**YOUR GOAL**
Entries follow. Set all of them down as they stand.

++++++++++++++++++++

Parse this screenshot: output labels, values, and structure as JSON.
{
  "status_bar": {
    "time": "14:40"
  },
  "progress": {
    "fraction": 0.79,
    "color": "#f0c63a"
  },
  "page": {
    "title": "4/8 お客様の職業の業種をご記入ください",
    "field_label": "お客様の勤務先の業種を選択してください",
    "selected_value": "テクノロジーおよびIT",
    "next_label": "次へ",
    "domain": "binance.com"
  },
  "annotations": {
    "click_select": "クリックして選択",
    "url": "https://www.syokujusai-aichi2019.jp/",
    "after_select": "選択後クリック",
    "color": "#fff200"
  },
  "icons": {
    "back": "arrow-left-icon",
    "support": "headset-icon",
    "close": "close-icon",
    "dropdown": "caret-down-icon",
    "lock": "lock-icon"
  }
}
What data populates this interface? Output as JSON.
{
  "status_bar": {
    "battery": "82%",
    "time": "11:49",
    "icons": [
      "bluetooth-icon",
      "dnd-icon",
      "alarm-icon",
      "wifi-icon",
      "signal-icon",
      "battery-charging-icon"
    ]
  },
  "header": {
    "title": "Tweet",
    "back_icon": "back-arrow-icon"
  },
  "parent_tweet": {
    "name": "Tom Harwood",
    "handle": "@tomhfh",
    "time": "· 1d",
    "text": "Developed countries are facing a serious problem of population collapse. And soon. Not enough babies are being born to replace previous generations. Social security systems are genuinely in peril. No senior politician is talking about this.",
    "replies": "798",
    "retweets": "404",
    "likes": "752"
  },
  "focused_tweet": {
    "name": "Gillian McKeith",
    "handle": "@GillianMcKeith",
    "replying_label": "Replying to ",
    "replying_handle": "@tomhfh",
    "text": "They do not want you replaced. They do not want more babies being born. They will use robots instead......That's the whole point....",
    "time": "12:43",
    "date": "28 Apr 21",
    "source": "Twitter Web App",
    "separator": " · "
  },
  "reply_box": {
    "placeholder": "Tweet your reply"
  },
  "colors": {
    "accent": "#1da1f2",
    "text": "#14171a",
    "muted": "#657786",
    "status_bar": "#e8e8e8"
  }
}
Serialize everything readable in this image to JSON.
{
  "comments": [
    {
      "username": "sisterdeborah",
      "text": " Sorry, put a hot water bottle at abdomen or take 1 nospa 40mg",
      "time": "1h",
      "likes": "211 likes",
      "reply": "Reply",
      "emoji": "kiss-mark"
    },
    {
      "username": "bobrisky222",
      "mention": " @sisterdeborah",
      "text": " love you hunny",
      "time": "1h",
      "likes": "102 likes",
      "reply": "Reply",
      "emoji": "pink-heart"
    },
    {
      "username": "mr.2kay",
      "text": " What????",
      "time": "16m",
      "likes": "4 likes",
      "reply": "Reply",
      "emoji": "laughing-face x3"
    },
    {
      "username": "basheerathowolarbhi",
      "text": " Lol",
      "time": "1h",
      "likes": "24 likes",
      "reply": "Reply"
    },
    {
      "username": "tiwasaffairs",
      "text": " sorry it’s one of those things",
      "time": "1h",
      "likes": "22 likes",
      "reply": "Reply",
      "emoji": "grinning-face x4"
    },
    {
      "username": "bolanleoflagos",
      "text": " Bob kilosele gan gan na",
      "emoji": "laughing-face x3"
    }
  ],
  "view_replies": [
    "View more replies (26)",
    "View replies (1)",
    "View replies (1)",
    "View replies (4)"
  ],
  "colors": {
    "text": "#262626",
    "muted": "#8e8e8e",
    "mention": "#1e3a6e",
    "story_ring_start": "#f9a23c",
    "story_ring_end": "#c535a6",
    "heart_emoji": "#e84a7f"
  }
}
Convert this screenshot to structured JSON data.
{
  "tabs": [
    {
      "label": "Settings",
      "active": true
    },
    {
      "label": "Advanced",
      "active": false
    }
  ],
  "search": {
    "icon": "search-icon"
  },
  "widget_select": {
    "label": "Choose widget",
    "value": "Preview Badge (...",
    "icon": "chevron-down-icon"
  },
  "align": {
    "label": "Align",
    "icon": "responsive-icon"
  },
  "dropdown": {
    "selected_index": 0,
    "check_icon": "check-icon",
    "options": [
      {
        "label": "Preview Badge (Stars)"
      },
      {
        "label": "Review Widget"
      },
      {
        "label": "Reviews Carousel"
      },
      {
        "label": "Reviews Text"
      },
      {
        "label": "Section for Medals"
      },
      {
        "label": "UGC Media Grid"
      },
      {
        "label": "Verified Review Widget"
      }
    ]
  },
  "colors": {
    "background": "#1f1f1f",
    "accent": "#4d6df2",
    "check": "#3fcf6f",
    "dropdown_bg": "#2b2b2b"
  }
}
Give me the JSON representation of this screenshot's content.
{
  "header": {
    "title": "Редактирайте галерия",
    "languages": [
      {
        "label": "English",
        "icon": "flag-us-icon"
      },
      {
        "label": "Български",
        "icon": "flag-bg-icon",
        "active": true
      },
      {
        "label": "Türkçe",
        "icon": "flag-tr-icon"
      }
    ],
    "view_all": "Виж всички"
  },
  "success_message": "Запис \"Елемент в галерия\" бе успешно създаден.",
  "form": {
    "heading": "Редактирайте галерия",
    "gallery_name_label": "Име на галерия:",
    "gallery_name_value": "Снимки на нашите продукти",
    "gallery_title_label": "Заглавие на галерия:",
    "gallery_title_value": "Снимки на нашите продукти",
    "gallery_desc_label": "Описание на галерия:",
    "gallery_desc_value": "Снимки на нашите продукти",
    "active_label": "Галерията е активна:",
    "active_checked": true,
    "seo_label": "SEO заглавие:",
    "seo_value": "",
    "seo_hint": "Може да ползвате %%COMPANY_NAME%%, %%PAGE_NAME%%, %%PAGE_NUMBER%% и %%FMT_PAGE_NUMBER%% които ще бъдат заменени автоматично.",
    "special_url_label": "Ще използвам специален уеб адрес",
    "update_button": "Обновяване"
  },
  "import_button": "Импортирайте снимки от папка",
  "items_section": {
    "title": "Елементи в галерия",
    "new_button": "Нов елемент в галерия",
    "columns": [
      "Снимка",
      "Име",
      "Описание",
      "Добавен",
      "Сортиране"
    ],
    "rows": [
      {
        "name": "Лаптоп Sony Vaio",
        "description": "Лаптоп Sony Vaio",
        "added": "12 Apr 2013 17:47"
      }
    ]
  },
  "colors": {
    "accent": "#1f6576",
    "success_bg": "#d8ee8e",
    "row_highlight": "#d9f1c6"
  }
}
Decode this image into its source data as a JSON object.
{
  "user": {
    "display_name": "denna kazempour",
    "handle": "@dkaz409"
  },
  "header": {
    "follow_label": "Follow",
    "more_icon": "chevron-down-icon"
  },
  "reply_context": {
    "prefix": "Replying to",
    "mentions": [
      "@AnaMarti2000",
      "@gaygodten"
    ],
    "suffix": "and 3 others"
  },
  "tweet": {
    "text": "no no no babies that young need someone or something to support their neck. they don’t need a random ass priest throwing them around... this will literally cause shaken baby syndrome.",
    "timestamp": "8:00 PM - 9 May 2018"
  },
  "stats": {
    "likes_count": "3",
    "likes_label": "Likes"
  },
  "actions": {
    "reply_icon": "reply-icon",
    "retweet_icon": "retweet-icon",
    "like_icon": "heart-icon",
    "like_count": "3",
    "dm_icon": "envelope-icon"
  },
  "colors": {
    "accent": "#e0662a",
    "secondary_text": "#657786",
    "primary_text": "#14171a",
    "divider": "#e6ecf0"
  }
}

++++++++++++++++++++

**EXERCISE RESULT**
Parse this screenshot: output labels, values, and structure as JSON.
{
  "status_bar": {
    "time": "14:40"
  },
  "progress": {
    "fraction": 0.79,
    "color": "#f0c63a"
  },
  "page": {
    "title": "4/8 お客様の職業の業種をご記入ください",
    "field_label": "お客様の勤務先の業種を選択してください",
    "selected_value": "テクノロジーおよびIT",
    "next_label": "次へ",
    "domain": "binance.com"
  },
  "annotations": {
    "click_select": "クリックして選択",
    "url": "https://www.syokujusai-aichi2019.jp/",
    "after_select": "選択後クリック",
    "color": "#fff200"
  },
  "icons": {
    "back": "arrow-left-icon",
    "support": "headset-icon",
    "close": "close-icon",
    "dropdown": "caret-down-icon",
    "lock": "lock-icon"
  }
}
What data populates this interface? Output as JSON.
{
  "status_bar": {
    "battery": "82%",
    "time": "11:49",
    "icons": [
      "bluetooth-icon",
      "dnd-icon",
      "alarm-icon",
      "wifi-icon",
      "signal-icon",
      "battery-charging-icon"
    ]
  },
  "header": {
    "title": "Tweet",
    "back_icon": "back-arrow-icon"
  },
  "parent_tweet": {
    "name": "Tom Harwood",
    "handle": "@tomhfh",
    "time": "· 1d",
    "text": "Developed countries are facing a serious problem of population collapse. And soon. Not enough babies are being born to replace previous generations. Social security systems are genuinely in peril. No senior politician is talking about this.",
    "replies": "798",
    "retweets": "404",
    "likes": "752"
  },
  "focused_tweet": {
    "name": "Gillian McKeith",
    "handle": "@GillianMcKeith",
    "replying_label": "Replying to ",
    "replying_handle": "@tomhfh",
    "text": "They do not want you replaced. They do not want more babies being born. They will use robots instead......That's the whole point....",
    "time": "12:43",
    "date": "28 Apr 21",
    "source": "Twitter Web App",
    "separator": " · "
  },
  "reply_box": {
    "placeholder": "Tweet your reply"
  },
  "colors": {
    "accent": "#1da1f2",
    "text": "#14171a",
    "muted": "#657786",
    "status_bar": "#e8e8e8"
  }
}
Serialize everything readable in this image to JSON.
{
  "comments": [
    {
      "username": "sisterdeborah",
      "text": " Sorry, put a hot water bottle at abdomen or take 1 nospa 40mg",
      "time": "1h",
      "likes": "211 likes",
      "reply": "Reply",
      "emoji": "kiss-mark"
    },
    {
      "username": "bobrisky222",
      "mention": " @sisterdeborah",
      "text": " love you hunny",
      "time": "1h",
      "likes": "102 likes",
      "reply": "Reply",
      "emoji": "pink-heart"
    },
    {
      "username": "mr.2kay",
      "text": " What????",
      "time": "16m",
      "likes": "4 likes",
      "reply": "Reply",
      "emoji": "laughing-face x3"
    },
    {
      "username": "basheerathowolarbhi",
      "text": " Lol",
      "time": "1h",
      "likes": "24 likes",
      "reply": "Reply"
    },
    {
      "username": "tiwasaffairs",
      "text": " sorry it’s one of those things",
      "time": "1h",
      "likes": "22 likes",
      "reply": "Reply",
      "emoji": "grinning-face x4"
    },
    {
      "username": "bolanleoflagos",
      "text": " Bob kilosele gan gan na",
      "emoji": "laughing-face x3"
    }
  ],
  "view_replies": [
    "View more replies (26)",
    "View replies (1)",
    "View replies (1)",
    "View replies (4)"
  ],
  "colors": {
    "text": "#262626",
    "muted": "#8e8e8e",
    "mention": "#1e3a6e",
    "story_ring_start": "#f9a23c",
    "story_ring_end": "#c535a6",
    "heart_emoji": "#e84a7f"
  }
}
Convert this screenshot to structured JSON data.
{
  "tabs": [
    {
      "label": "Settings",
      "active": true
    },
    {
      "label": "Advanced",
      "active": false
    }
  ],
  "search": {
    "icon": "search-icon"
  },
  "widget_select": {
    "label": "Choose widget",
    "value": "Preview Badge (...",
    "icon": "chevron-down-icon"
  },
  "align": {
    "label": "Align",
    "icon": "responsive-icon"
  },
  "dropdown": {
    "selected_index": 0,
    "check_icon": "check-icon",
    "options": [
      {
        "label": "Preview Badge (Stars)"
      },
      {
        "label": "Review Widget"
      },
      {
        "label": "Reviews Carousel"
      },
      {
        "label": "Reviews Text"
      },
      {
        "label": "Section for Medals"
      },
      {
        "label": "UGC Media Grid"
      },
      {
        "label": "Verified Review Widget"
      }
    ]
  },
  "colors": {
    "background": "#1f1f1f",
    "accent": "#4d6df2",
    "check": "#3fcf6f",
    "dropdown_bg": "#2b2b2b"
  }
}
Give me the JSON representation of this screenshot's content.
{
  "header": {
    "title": "Редактирайте галерия",
    "languages": [
      {
        "label": "English",
        "icon": "flag-us-icon"
      },
      {
        "label": "Български",
        "icon": "flag-bg-icon",
        "active": true
      },
      {
        "label": "Türkçe",
        "icon": "flag-tr-icon"
      }
    ],
    "view_all": "Виж всички"
  },
  "success_message": "Запис \"Елемент в галерия\" бе успешно създаден.",
  "form": {
    "heading": "Редактирайте галерия",
    "gallery_name_label": "Име на галерия:",
    "gallery_name_value": "Снимки на нашите продукти",
    "gallery_title_label": "Заглавие на галерия:",
    "gallery_title_value": "Снимки на нашите продукти",
    "gallery_desc_label": "Описание на галерия:",
    "gallery_desc_value": "Снимки на нашите продукти",
    "active_label": "Галерията е активна:",
    "active_checked": true,
    "seo_label": "SEO заглавие:",
    "seo_value": "",
    "seo_hint": "Може да ползвате %%COMPANY_NAME%%, %%PAGE_NAME%%, %%PAGE_NUMBER%% и %%FMT_PAGE_NUMBER%% които ще бъдат заменени автоматично.",
    "special_url_label": "Ще използвам специален уеб адрес",
    "update_button": "Обновяване"
  },
  "import_button": "Импортирайте снимки от папка",
  "items_section": {
    "title": "Елементи в галерия",
    "new_button": "Нов елемент в галерия",
    "columns": [
      "Снимка",
      "Име",
      "Описание",
      "Добавен",
      "Сортиране"
    ],
    "rows": [
      {
        "name": "Лаптоп Sony Vaio",
        "description": "Лаптоп Sony Vaio",
        "added": "12 Apr 2013 17:47"
      }
    ]
  },
  "colors": {
    "accent": "#1f6576",
    "success_bg": "#d8ee8e",
    "row_highlight": "#d9f1c6"
  }
}
Decode this image into its source data as a JSON object.
{
  "user": {
    "display_name": "denna kazempour",
    "handle": "@dkaz409"
  },
  "header": {
    "follow_label": "Follow",
    "more_icon": "chevron-down-icon"
  },
  "reply_context": {
    "prefix": "Replying to",
    "mentions": [
      "@AnaMarti2000",
      "@gaygodten"
    ],
    "suffix": "and 3 others"
  },
  "tweet": {
    "text": "no no no babies that young need someone or something to support their neck. they don’t need a random ass priest throwing them around... this will literally cause shaken baby syndrome.",
    "timestamp": "8:00 PM - 9 May 2018"
  },
  "stats": {
    "likes_count": "3",
    "likes_label": "Likes"
  },
  "actions": {
    "reply_icon": "reply-icon",
    "retweet_icon": "retweet-icon",
    "like_icon": "heart-icon",
    "like_count": "3",
    "dm_icon": "envelope-icon"
  },
  "colors": {
    "accent": "#e0662a",
    "secondary_text": "#657786",
    "primary_text": "#14171a",
    "divider": "#e6ecf0"
  }
}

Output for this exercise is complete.